DATA RECORDS →
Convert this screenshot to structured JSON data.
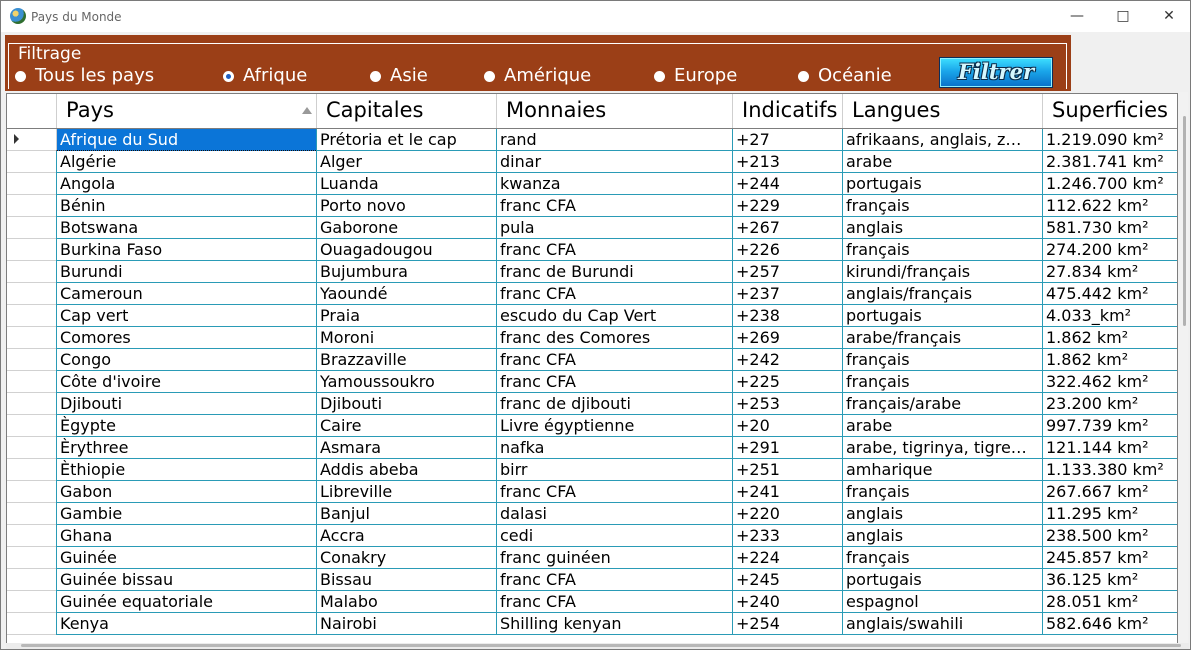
{
  "window": {
    "title": "Pays du Monde",
    "controls": [
      "—",
      "□",
      "✕"
    ]
  },
  "filter": {
    "legend": "Filtrage",
    "options": [
      {
        "label": "Tous les pays",
        "selected": false
      },
      {
        "label": "Afrique",
        "selected": true
      },
      {
        "label": "Asie",
        "selected": false
      },
      {
        "label": "Amérique",
        "selected": false
      },
      {
        "label": "Europe",
        "selected": false
      },
      {
        "label": "Océanie",
        "selected": false
      }
    ],
    "button": "Filtrer"
  },
  "grid": {
    "columns": [
      "Pays",
      "Capitales",
      "Monnaies",
      "Indicatifs",
      "Langues",
      "Superficies"
    ],
    "rows": [
      [
        "Afrique du Sud",
        "Prétoria et le cap",
        "rand",
        "+27",
        "afrikaans, anglais, z…",
        "1.219.090 km²"
      ],
      [
        "Algérie",
        "Alger",
        "dinar",
        "+213",
        "arabe",
        "2.381.741 km²"
      ],
      [
        "Angola",
        "Luanda",
        "kwanza",
        "+244",
        "portugais",
        "1.246.700 km²"
      ],
      [
        "Bénin",
        "Porto novo",
        "franc CFA",
        "+229",
        "français",
        "112.622 km²"
      ],
      [
        "Botswana",
        "Gaborone",
        "pula",
        "+267",
        "anglais",
        "581.730 km²"
      ],
      [
        "Burkina Faso",
        "Ouagadougou",
        "franc CFA",
        "+226",
        "français",
        "274.200 km²"
      ],
      [
        "Burundi",
        "Bujumbura",
        "franc de Burundi",
        "+257",
        "kirundi/français",
        "27.834 km²"
      ],
      [
        "Cameroun",
        "Yaoundé",
        "franc CFA",
        "+237",
        "anglais/français",
        "475.442 km²"
      ],
      [
        "Cap vert",
        "Praia",
        "escudo du Cap Vert",
        "+238",
        "portugais",
        "4.033_km²"
      ],
      [
        "Comores",
        "Moroni",
        "franc des Comores",
        "+269",
        "arabe/français",
        "1.862 km²"
      ],
      [
        "Congo",
        "Brazzaville",
        "franc CFA",
        "+242",
        "français",
        "1.862 km²"
      ],
      [
        "Côte d'ivoire",
        "Yamoussoukro",
        "franc CFA",
        "+225",
        "français",
        "322.462 km²"
      ],
      [
        "Djibouti",
        "Djibouti",
        "franc de djibouti",
        "+253",
        "français/arabe",
        "23.200 km²"
      ],
      [
        "Ègypte",
        "Caire",
        "Livre égyptienne",
        "+20",
        "arabe",
        "997.739 km²"
      ],
      [
        "Èrythree",
        "Asmara",
        "nafka",
        "+291",
        "arabe, tigrinya, tigre…",
        "121.144 km²"
      ],
      [
        "Èthiopie",
        "Addis abeba",
        "birr",
        "+251",
        "amharique",
        "1.133.380 km²"
      ],
      [
        "Gabon",
        "Libreville",
        "franc CFA",
        "+241",
        "français",
        "267.667 km²"
      ],
      [
        "Gambie",
        "Banjul",
        "dalasi",
        "+220",
        "anglais",
        "11.295 km²"
      ],
      [
        "Ghana",
        "Accra",
        "cedi",
        "+233",
        "anglais",
        "238.500 km²"
      ],
      [
        "Guinée",
        "Conakry",
        "franc guinéen",
        "+224",
        "français",
        "245.857 km²"
      ],
      [
        "Guinée bissau",
        "Bissau",
        "franc CFA",
        "+245",
        "portugais",
        "36.125 km²"
      ],
      [
        "Guinée equatoriale",
        "Malabo",
        "franc CFA",
        "+240",
        "espagnol",
        "28.051 km²"
      ],
      [
        "Kenya",
        "Nairobi",
        "Shilling kenyan",
        "+254",
        "anglais/swahili",
        "582.646 km²"
      ]
    ]
  },
  "colors": {
    "filter_background": "#9b3f17",
    "selection": "#0b75d8",
    "grid_lines": "#2a9bb6"
  }
}
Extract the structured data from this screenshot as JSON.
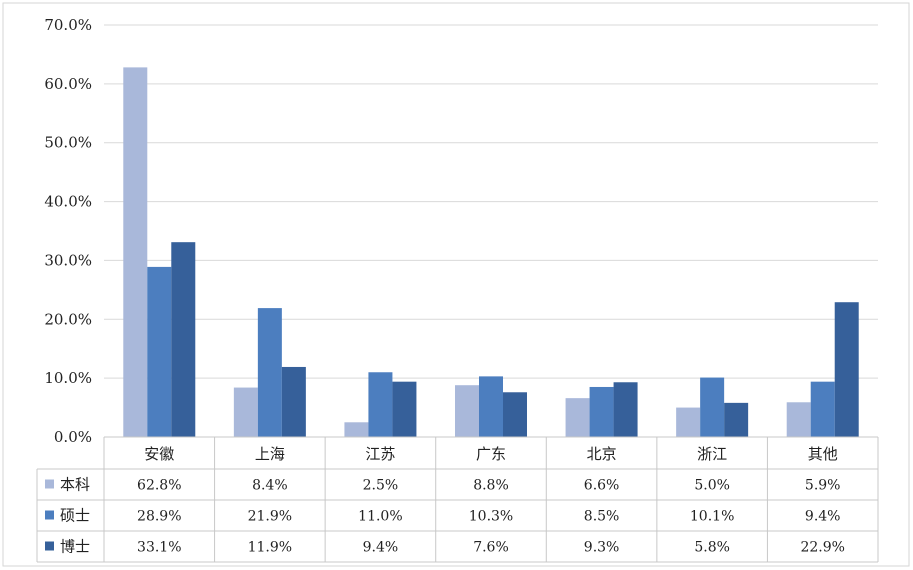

PROMPT → Look through the entries above for the word "label". Copy every line where it shows up.

FULL RESPONSE →
        "label": "Tous les pays",
        "label": "Afrique",
        "label": "Asie",
        "label": "Amérique",
        "label": "Europe",
        "label": "Océanie",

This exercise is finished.